**** Records supplied ****
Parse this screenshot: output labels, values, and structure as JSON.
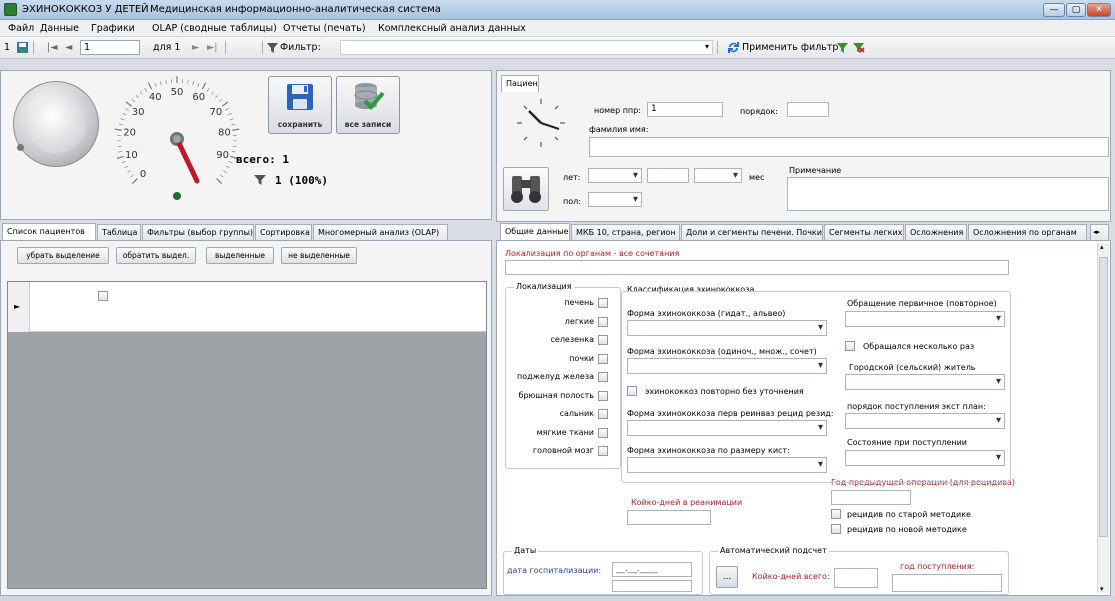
{
  "window": {
    "title": "ЭХИНОКОККОЗ У ДЕТЕЙ",
    "subtitle": "Медицинская информационно-аналитическая система",
    "minimize": "—",
    "maximize": "▢",
    "close": "✕"
  },
  "menu": [
    "Файл",
    "Данные",
    "Графики",
    "OLAP (сводные таблицы)",
    "Отчеты (печать)",
    "Комплексный анализ данных"
  ],
  "toolbar": {
    "record_left": "1",
    "record_current": "1",
    "record_of": "для 1",
    "filter_label": "Фильтр:",
    "apply_filter": "Применить фильтр",
    "nav_first": "|◄",
    "nav_prev": "◄",
    "nav_next": "►",
    "nav_last": "►|"
  },
  "gauge": {
    "ticks": [
      "0",
      "10",
      "20",
      "30",
      "40",
      "50",
      "60",
      "70",
      "80",
      "90"
    ],
    "value": 100
  },
  "buttons": {
    "save": "сохранить",
    "all_records": "все записи"
  },
  "summary": {
    "total_label": "всего: 1",
    "filtered": "1 (100%)"
  },
  "left_tabs": [
    "Список пациентов",
    "Таблица",
    "Фильтры (выбор группы)",
    "Сортировка",
    "Многомерный анализ (OLAP)"
  ],
  "list_buttons": [
    "убрать выделение",
    "обратить выдел.",
    "выделенные",
    "не выделенные"
  ],
  "grid": {
    "row_marker": "►"
  },
  "patient": {
    "tab": "Пациент",
    "number_label": "номер ппр:",
    "number_value": "1",
    "order_label": "порядок:",
    "name_label": "фамилия имя:",
    "age_label": "лет:",
    "month_label": "мес",
    "sex_label": "пол:",
    "note_label": "Примечание"
  },
  "detail_tabs": [
    "Общие данные",
    "МКБ 10, страна, регион",
    "Доли и сегменты печени. Почки.",
    "Сегменты легких",
    "Осложнения",
    "Осложнения по органам"
  ],
  "detail": {
    "localization_header": "Локализация по органам - все сочетания",
    "loc_group": "Локализация",
    "organs": [
      "печень",
      "легкие",
      "селезенка",
      "почки",
      "поджелуд железа",
      "брюшная полость",
      "сальник",
      "мягкие ткани",
      "головной мозг"
    ],
    "class_group": "Классификация эхинококкоза",
    "form_type": "Форма эхинококкоза (гидат., альвео)",
    "form_count": "Форма эхинококкоза (одиноч., множ., сочет)",
    "repeat_unspecified": "эхинококкоз повторно без уточнения",
    "form_relapse": "Форма эхинококкоза перв реинваз рецид резид:",
    "form_size": "Форма эхинококкоза по размеру кист:",
    "icu_days": "Койко-дней в реанимации",
    "visit_type": "Обращение первичное (повторное)",
    "repeat_visits": "Обращался несколько раз",
    "resident": "Городской (сельский) житель",
    "admission_order": "порядок поступления экст план:",
    "admission_state": "Состояние при поступлении",
    "prev_op_year": "Год предыдущей операции (для рецидива)",
    "relapse_old": "рецидив по старой методике",
    "relapse_new": "рецидив по новой методике",
    "dates_group": "Даты",
    "hosp_date": "дата госпитализации:",
    "date_placeholder": "__.__.____",
    "auto_group": "Автоматический подсчет",
    "bed_days_total": "Койко-дней всего:",
    "year_admission": "год поступления:",
    "calc_button": "..."
  },
  "colors": {
    "titlebar": "#b4c9e3",
    "accent_red": "#b0202a",
    "accent_blue": "#2c3e9a",
    "gauge_needle": "#c0182b",
    "funnel_green": "#3e8e2f"
  }
}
****
**Work to do:**
Search the lines for "всего". Copy each line that has it.

**Reply to the task:**
    "total_label": "всего: 1",
    "bed_days_total": "Койко-дней всего:",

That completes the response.